Instructions to follow
Copy the listing verbatim, excluding any images found in it.
☆ ☆ ☆ ☆ ☆
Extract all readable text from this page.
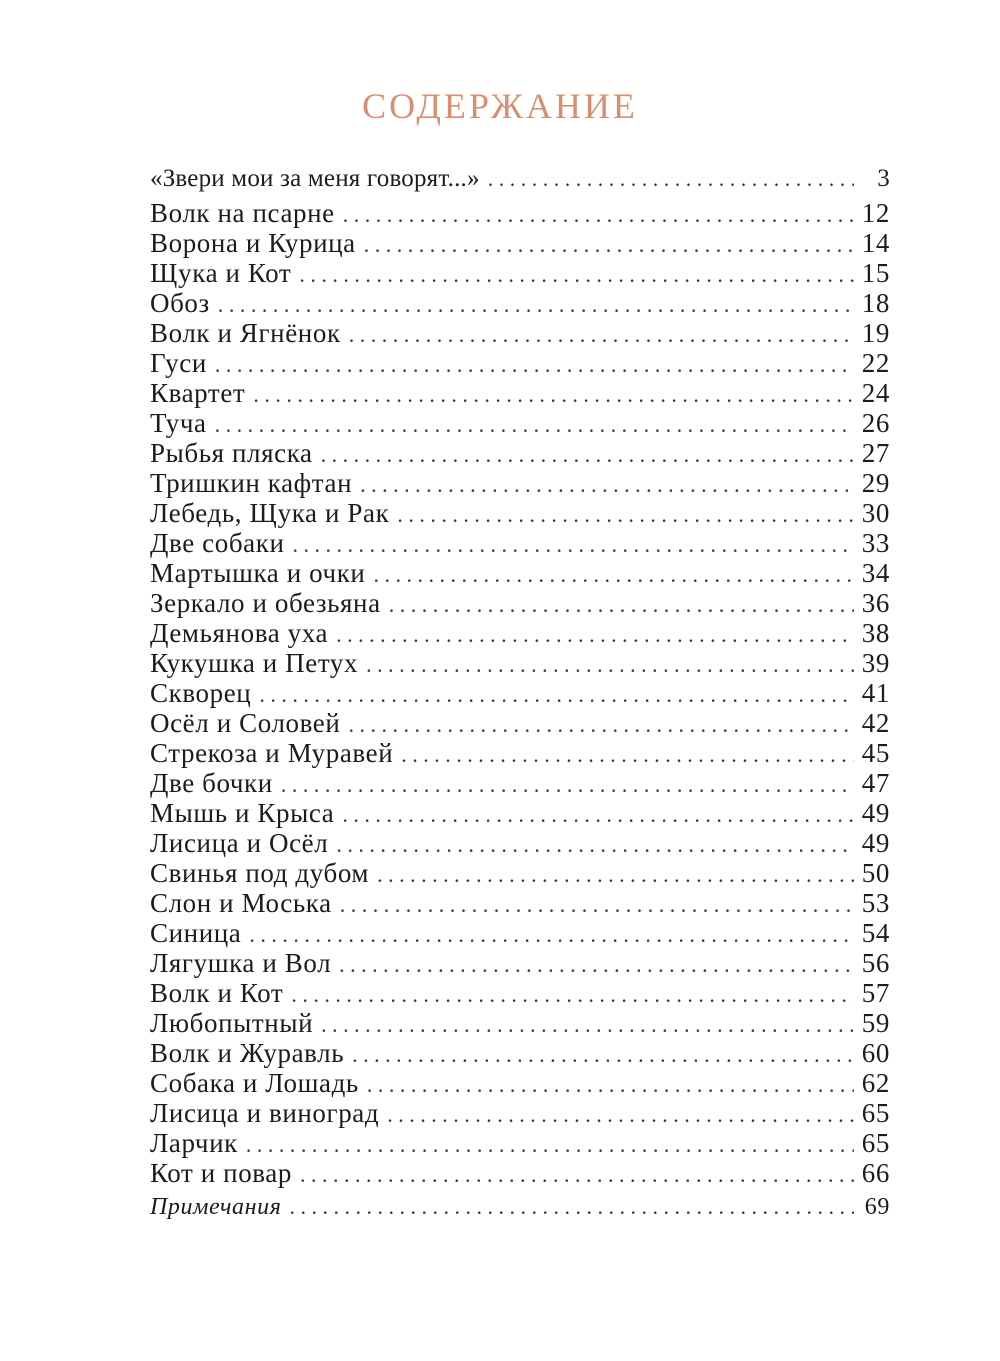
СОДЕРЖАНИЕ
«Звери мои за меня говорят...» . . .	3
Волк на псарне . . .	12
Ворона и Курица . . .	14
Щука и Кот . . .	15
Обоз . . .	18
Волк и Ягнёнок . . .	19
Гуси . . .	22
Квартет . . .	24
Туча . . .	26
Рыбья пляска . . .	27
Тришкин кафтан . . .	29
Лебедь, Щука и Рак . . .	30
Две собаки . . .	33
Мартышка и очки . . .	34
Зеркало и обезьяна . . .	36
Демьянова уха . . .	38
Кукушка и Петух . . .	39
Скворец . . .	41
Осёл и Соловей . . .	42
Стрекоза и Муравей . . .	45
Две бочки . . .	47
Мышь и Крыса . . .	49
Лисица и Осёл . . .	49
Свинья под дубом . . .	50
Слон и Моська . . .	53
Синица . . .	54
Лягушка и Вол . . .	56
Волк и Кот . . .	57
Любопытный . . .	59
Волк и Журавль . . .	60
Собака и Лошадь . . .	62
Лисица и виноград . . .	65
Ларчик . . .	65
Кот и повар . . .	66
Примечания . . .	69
☆ ☆ ☆ ☆ ☆
Correct result
Extract all readable text from this page.
СОДЕРЖАНИЕ
«Звери мои за меня говорят...» . . .	3
Волк на псарне . . .	12
Ворона и Курица . . .	14
Щука и Кот . . .	15
Обоз . . .	18
Волк и Ягнёнок . . .	19
Гуси . . .	22
Квартет . . .	24
Туча . . .	26
Рыбья пляска . . .	27
Тришкин кафтан . . .	29
Лебедь, Щука и Рак . . .	30
Две собаки . . .	33
Мартышка и очки . . .	34
Зеркало и обезьяна . . .	36
Демьянова уха . . .	38
Кукушка и Петух . . .	39
Скворец . . .	41
Осёл и Соловей . . .	42
Стрекоза и Муравей . . .	45
Две бочки . . .	47
Мышь и Крыса . . .	49
Лисица и Осёл . . .	49
Свинья под дубом . . .	50
Слон и Моська . . .	53
Синица . . .	54
Лягушка и Вол . . .	56
Волк и Кот . . .	57
Любопытный . . .	59
Волк и Журавль . . .	60
Собака и Лошадь . . .	62
Лисица и виноград . . .	65
Ларчик . . .	65
Кот и повар . . .	66
Примечания . . .	69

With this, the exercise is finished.